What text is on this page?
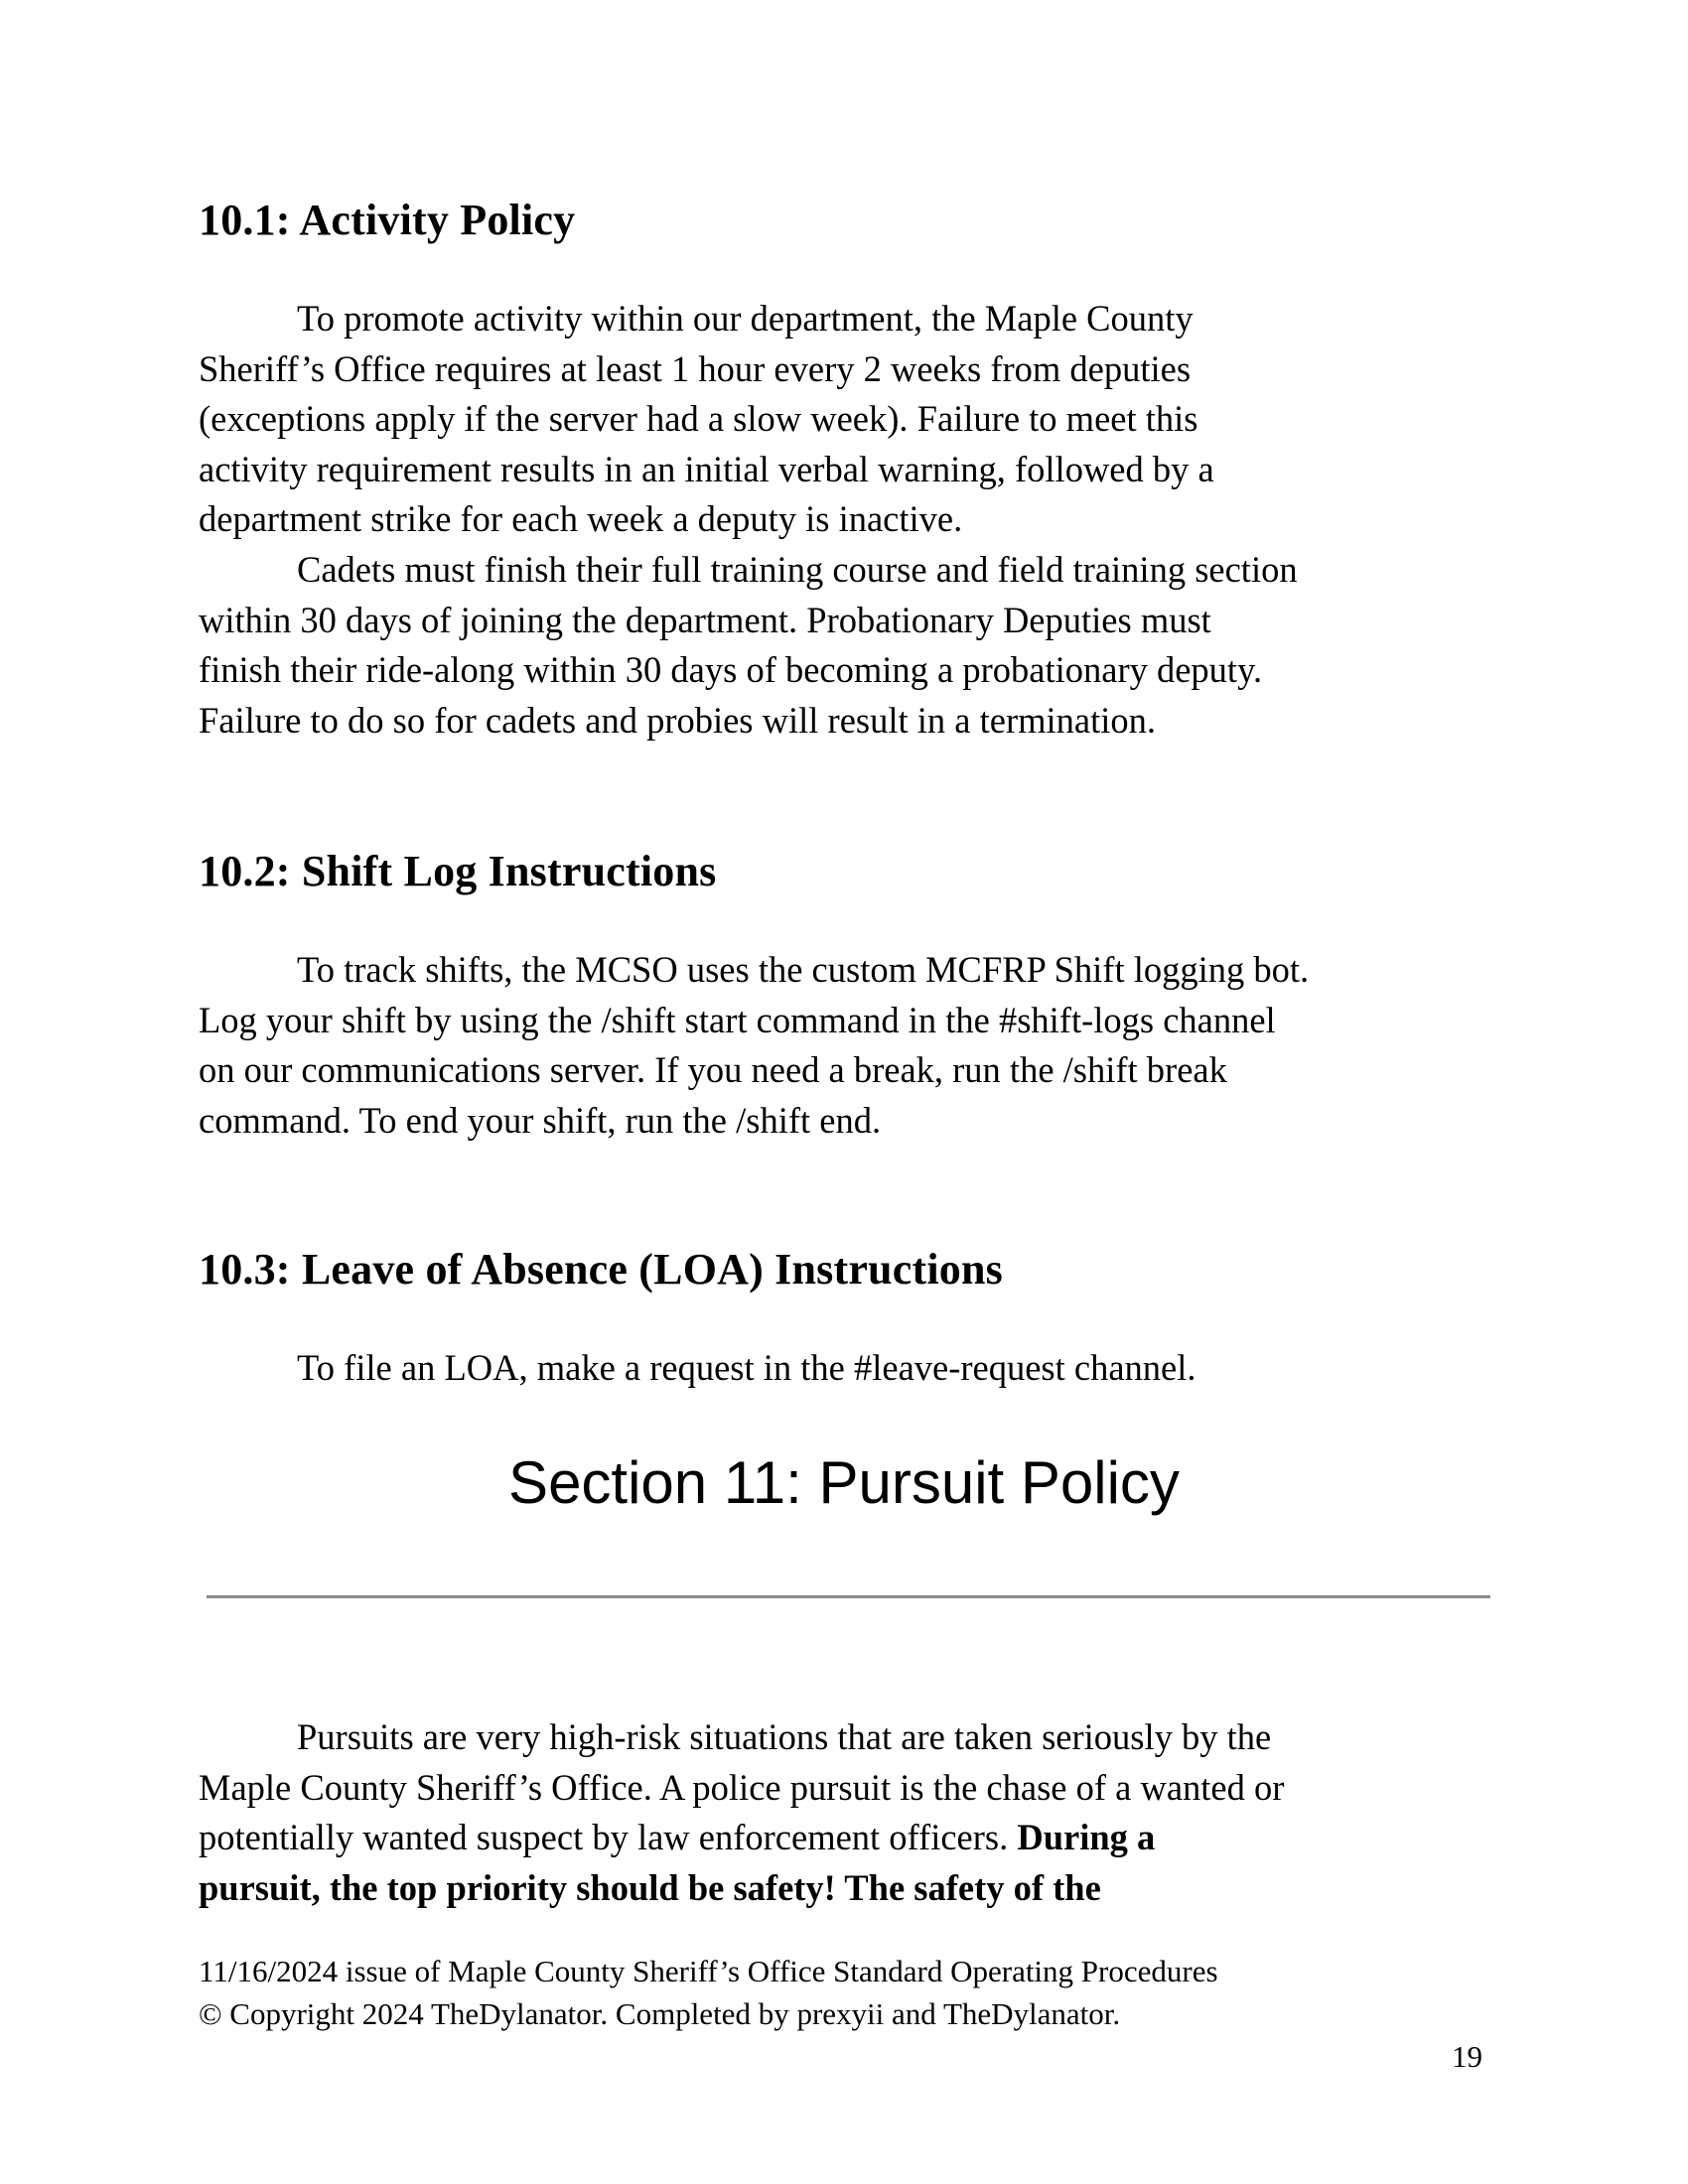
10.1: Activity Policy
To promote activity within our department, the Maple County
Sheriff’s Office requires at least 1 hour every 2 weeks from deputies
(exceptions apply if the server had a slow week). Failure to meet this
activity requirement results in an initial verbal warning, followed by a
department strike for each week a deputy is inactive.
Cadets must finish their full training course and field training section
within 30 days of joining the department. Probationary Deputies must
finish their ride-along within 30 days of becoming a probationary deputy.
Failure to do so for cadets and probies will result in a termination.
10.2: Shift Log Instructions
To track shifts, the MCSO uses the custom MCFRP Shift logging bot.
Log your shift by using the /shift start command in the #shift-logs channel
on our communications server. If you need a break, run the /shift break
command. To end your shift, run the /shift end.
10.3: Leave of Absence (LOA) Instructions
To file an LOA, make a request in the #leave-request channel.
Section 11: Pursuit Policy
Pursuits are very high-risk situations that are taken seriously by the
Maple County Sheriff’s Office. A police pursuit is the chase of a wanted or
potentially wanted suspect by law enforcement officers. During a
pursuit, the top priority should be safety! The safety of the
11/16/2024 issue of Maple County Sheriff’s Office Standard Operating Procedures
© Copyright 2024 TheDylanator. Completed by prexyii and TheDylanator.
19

--

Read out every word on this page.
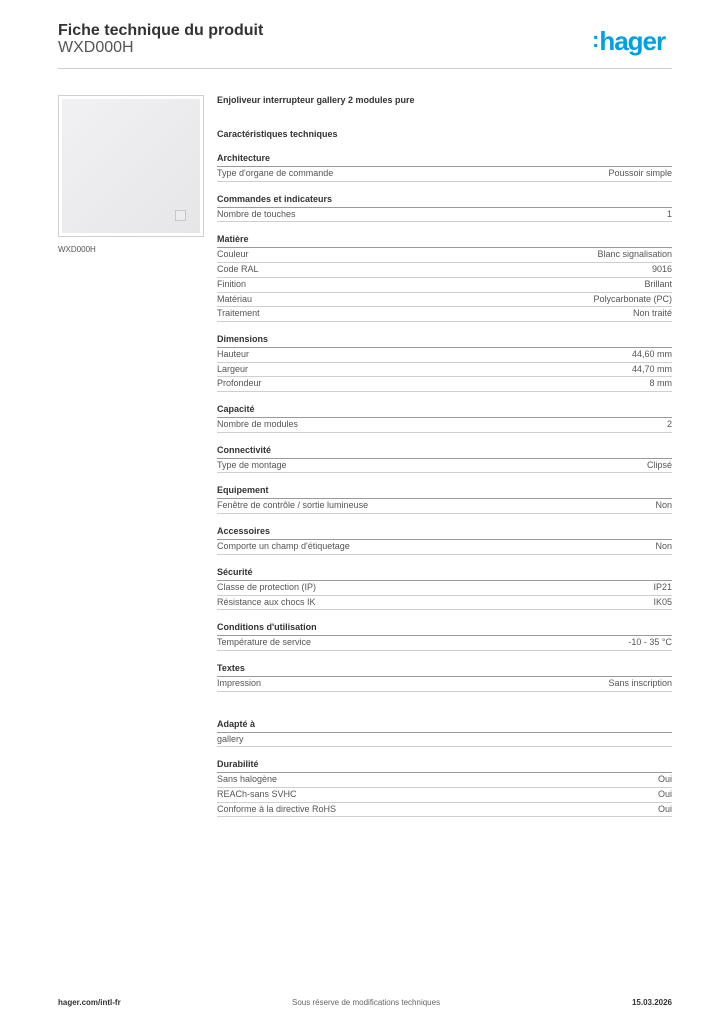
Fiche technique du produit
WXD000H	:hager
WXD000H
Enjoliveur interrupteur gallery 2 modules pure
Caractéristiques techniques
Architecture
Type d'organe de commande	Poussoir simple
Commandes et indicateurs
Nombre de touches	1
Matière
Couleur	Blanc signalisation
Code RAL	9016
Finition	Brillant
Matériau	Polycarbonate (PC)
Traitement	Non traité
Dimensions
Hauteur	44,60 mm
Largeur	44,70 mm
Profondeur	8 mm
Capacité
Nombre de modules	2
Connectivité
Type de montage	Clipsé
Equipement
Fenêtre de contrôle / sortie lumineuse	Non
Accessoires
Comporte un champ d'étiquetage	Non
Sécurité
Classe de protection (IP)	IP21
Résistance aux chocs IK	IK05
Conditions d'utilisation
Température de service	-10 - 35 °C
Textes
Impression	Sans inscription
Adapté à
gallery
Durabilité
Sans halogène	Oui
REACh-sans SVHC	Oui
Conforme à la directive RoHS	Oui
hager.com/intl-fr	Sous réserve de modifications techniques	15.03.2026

What you have to do: Work through the records line by line and tally those holding "Type". Reply with the number alone.

The output: 2